[Data items]
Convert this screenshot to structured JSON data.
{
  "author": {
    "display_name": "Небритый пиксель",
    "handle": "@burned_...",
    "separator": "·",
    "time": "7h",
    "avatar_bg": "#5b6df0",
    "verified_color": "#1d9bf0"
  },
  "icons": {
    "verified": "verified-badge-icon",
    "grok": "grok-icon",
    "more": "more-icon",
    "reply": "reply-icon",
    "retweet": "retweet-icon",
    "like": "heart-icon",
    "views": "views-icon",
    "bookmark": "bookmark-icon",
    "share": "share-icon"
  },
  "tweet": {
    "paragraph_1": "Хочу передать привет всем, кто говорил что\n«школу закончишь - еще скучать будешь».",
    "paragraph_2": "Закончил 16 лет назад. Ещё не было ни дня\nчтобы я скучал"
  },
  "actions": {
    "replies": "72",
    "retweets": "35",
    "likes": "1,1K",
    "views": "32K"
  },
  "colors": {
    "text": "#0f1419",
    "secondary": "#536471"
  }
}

What needs to be done:
Extract the data in full. Keep it word for word.

Response for this exercise:
Convert this screenshot to structured JSON data.
{
  "author": {
    "display_name": "Небритый пиксель",
    "handle": "@burned_...",
    "separator": "·",
    "time": "7h",
    "avatar_bg": "#5b6df0",
    "verified_color": "#1d9bf0"
  },
  "icons": {
    "verified": "verified-badge-icon",
    "grok": "grok-icon",
    "more": "more-icon",
    "reply": "reply-icon",
    "retweet": "retweet-icon",
    "like": "heart-icon",
    "views": "views-icon",
    "bookmark": "bookmark-icon",
    "share": "share-icon"
  },
  "tweet": {
    "paragraph_1": "Хочу передать привет всем, кто говорил что\n«школу закончишь - еще скучать будешь».",
    "paragraph_2": "Закончил 16 лет назад. Ещё не было ни дня\nчтобы я скучал"
  },
  "actions": {
    "replies": "72",
    "retweets": "35",
    "likes": "1,1K",
    "views": "32K"
  },
  "colors": {
    "text": "#0f1419",
    "secondary": "#536471"
  }
}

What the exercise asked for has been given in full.